=== EXERCISE INPUT ===

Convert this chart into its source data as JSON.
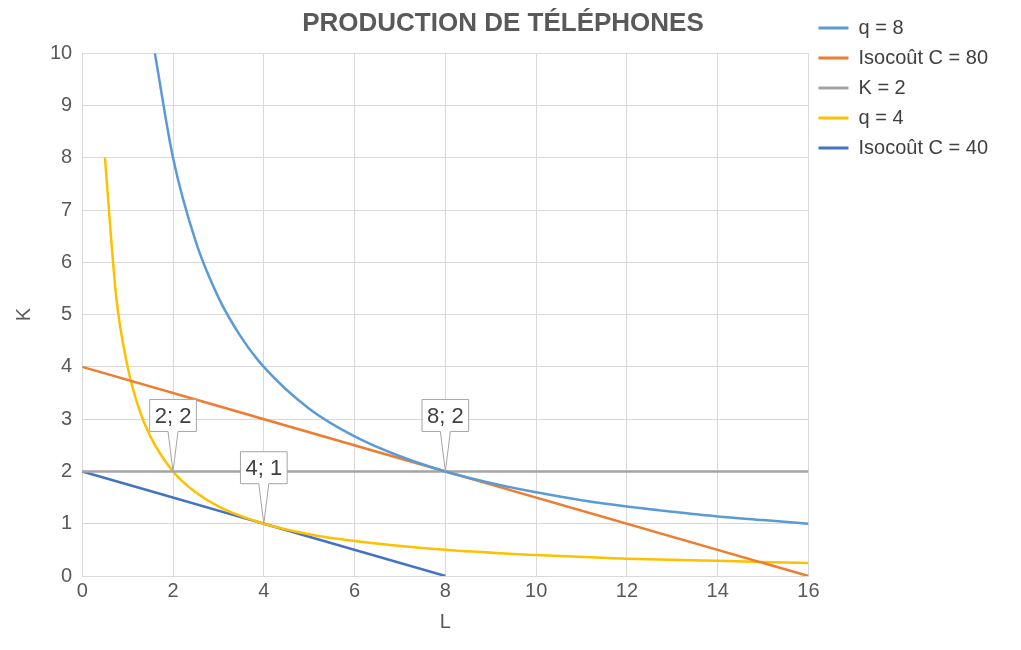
{
  "chart_data": {
    "type": "line",
    "title": "PRODUCTION DE TÉLÉPHONES",
    "xlabel": "L",
    "ylabel": "K",
    "xlim": [
      0,
      16
    ],
    "xticks": [
      0,
      2,
      4,
      6,
      8,
      10,
      12,
      14,
      16
    ],
    "ylim": [
      0,
      10
    ],
    "yticks": [
      0,
      1,
      2,
      3,
      4,
      5,
      6,
      7,
      8,
      9,
      10
    ],
    "grid": true,
    "legend": "top right",
    "marker": "none",
    "line_style": "solid",
    "series": [
      {
        "name": "q = 8",
        "color": "#5b9bd5",
        "x": [
          1.6,
          2,
          2.5,
          3,
          3.5,
          4,
          5,
          6,
          7,
          8,
          9,
          10,
          11,
          12,
          13,
          14,
          15,
          16
        ],
        "values": [
          10,
          8,
          6.4,
          5.33,
          4.57,
          4,
          3.2,
          2.67,
          2.29,
          2,
          1.78,
          1.6,
          1.45,
          1.33,
          1.23,
          1.14,
          1.07,
          1
        ]
      },
      {
        "name": "Isocoût C = 80",
        "color": "#ed7d31",
        "x": [
          0,
          16
        ],
        "values": [
          4,
          0
        ]
      },
      {
        "name": "K = 2",
        "color": "#a5a5a5",
        "x": [
          0,
          16
        ],
        "values": [
          2,
          2
        ]
      },
      {
        "name": "q = 4",
        "color": "#ffc000",
        "x": [
          0.5,
          0.75,
          1,
          1.25,
          1.5,
          2,
          2.5,
          3,
          4,
          5,
          6,
          8,
          10,
          12,
          14,
          16
        ],
        "values": [
          8,
          5.33,
          4,
          3.2,
          2.67,
          2,
          1.6,
          1.33,
          1,
          0.8,
          0.67,
          0.5,
          0.4,
          0.33,
          0.29,
          0.25
        ]
      },
      {
        "name": "Isocoût C = 40",
        "color": "#4472c4",
        "x": [
          0,
          8
        ],
        "values": [
          2,
          0
        ]
      }
    ],
    "annotations": [
      {
        "text": "2; 2",
        "x": 2,
        "y": 2
      },
      {
        "text": "4; 1",
        "x": 4,
        "y": 1
      },
      {
        "text": "8; 2",
        "x": 8,
        "y": 2
      }
    ]
  }
}
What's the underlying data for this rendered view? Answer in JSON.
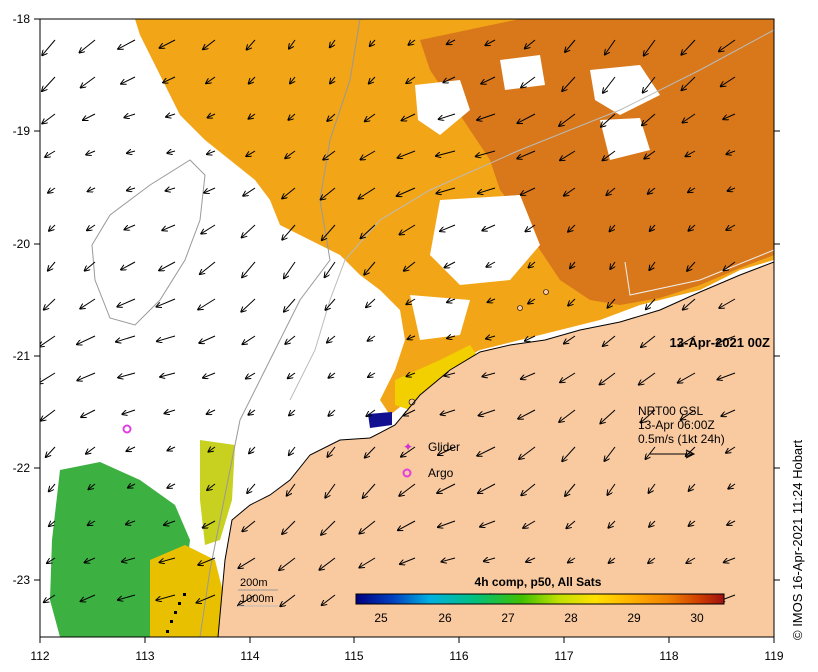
{
  "map": {
    "timestamp_label": "13-Apr-2021 00Z",
    "x_ticks": [
      "112",
      "113",
      "114",
      "115",
      "116",
      "117",
      "118",
      "119"
    ],
    "y_ticks": [
      "-18",
      "-19",
      "-20",
      "-21",
      "-22",
      "-23"
    ],
    "current_legend": {
      "line1": "NRT00 GSL",
      "line2": "13-Apr 06:00Z",
      "line3": "0.5m/s (1kt 24h)"
    },
    "symbols_legend": {
      "glider": "Glider",
      "argo": "Argo"
    },
    "depth_contours": {
      "label_200": "200m",
      "label_1000": "1000m"
    },
    "colors": {
      "land": "#f9c9a0",
      "glider": "#cc33cc",
      "argo": "#e040e0",
      "contour": "#999999",
      "ocean_blank": "#ffffff"
    }
  },
  "colorbar": {
    "title": "4h comp, p50, All Sats",
    "ticks": [
      "25",
      "26",
      "27",
      "28",
      "29",
      "30"
    ],
    "range": [
      24.5,
      30.5
    ],
    "stops": [
      "#000080",
      "#0040c0",
      "#00b0e0",
      "#00c080",
      "#40c000",
      "#c0e000",
      "#ffe000",
      "#ffb000",
      "#f08000",
      "#d04000",
      "#a01010"
    ]
  },
  "credit": "© IMOS 16-Apr-2021 11:24 Hobart"
}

===

Can you repeat every record above exactly, apart from the pictures?

Convert this chart into its source data as JSON.
{
  "chart_data": {
    "type": "line",
    "title": "PRODUCTION DE TÉLÉPHONES",
    "xlabel": "L",
    "ylabel": "K",
    "xlim": [
      0,
      16
    ],
    "xticks": [
      0,
      2,
      4,
      6,
      8,
      10,
      12,
      14,
      16
    ],
    "ylim": [
      0,
      10
    ],
    "yticks": [
      0,
      1,
      2,
      3,
      4,
      5,
      6,
      7,
      8,
      9,
      10
    ],
    "grid": true,
    "legend": "top right",
    "marker": "none",
    "line_style": "solid",
    "series": [
      {
        "name": "q = 8",
        "color": "#5b9bd5",
        "x": [
          1.6,
          2,
          2.5,
          3,
          3.5,
          4,
          5,
          6,
          7,
          8,
          9,
          10,
          11,
          12,
          13,
          14,
          15,
          16
        ],
        "values": [
          10,
          8,
          6.4,
          5.33,
          4.57,
          4,
          3.2,
          2.67,
          2.29,
          2,
          1.78,
          1.6,
          1.45,
          1.33,
          1.23,
          1.14,
          1.07,
          1
        ]
      },
      {
        "name": "Isocoût C = 80",
        "color": "#ed7d31",
        "x": [
          0,
          16
        ],
        "values": [
          4,
          0
        ]
      },
      {
        "name": "K = 2",
        "color": "#a5a5a5",
        "x": [
          0,
          16
        ],
        "values": [
          2,
          2
        ]
      },
      {
        "name": "q = 4",
        "color": "#ffc000",
        "x": [
          0.5,
          0.75,
          1,
          1.25,
          1.5,
          2,
          2.5,
          3,
          4,
          5,
          6,
          8,
          10,
          12,
          14,
          16
        ],
        "values": [
          8,
          5.33,
          4,
          3.2,
          2.67,
          2,
          1.6,
          1.33,
          1,
          0.8,
          0.67,
          0.5,
          0.4,
          0.33,
          0.29,
          0.25
        ]
      },
      {
        "name": "Isocoût C = 40",
        "color": "#4472c4",
        "x": [
          0,
          8
        ],
        "values": [
          2,
          0
        ]
      }
    ],
    "annotations": [
      {
        "text": "2; 2",
        "x": 2,
        "y": 2
      },
      {
        "text": "4; 1",
        "x": 4,
        "y": 1
      },
      {
        "text": "8; 2",
        "x": 8,
        "y": 2
      }
    ]
  }
}
What's the underlying data for this rendered view? Answer in JSON.
{
  "map": {
    "timestamp_label": "13-Apr-2021 00Z",
    "x_ticks": [
      "112",
      "113",
      "114",
      "115",
      "116",
      "117",
      "118",
      "119"
    ],
    "y_ticks": [
      "-18",
      "-19",
      "-20",
      "-21",
      "-22",
      "-23"
    ],
    "current_legend": {
      "line1": "NRT00 GSL",
      "line2": "13-Apr 06:00Z",
      "line3": "0.5m/s (1kt 24h)"
    },
    "symbols_legend": {
      "glider": "Glider",
      "argo": "Argo"
    },
    "depth_contours": {
      "label_200": "200m",
      "label_1000": "1000m"
    },
    "colors": {
      "land": "#f9c9a0",
      "glider": "#cc33cc",
      "argo": "#e040e0",
      "contour": "#999999",
      "ocean_blank": "#ffffff"
    }
  },
  "colorbar": {
    "title": "4h comp, p50, All Sats",
    "ticks": [
      "25",
      "26",
      "27",
      "28",
      "29",
      "30"
    ],
    "range": [
      24.5,
      30.5
    ],
    "stops": [
      "#000080",
      "#0040c0",
      "#00b0e0",
      "#00c080",
      "#40c000",
      "#c0e000",
      "#ffe000",
      "#ffb000",
      "#f08000",
      "#d04000",
      "#a01010"
    ]
  },
  "credit": "© IMOS 16-Apr-2021 11:24 Hobart"
}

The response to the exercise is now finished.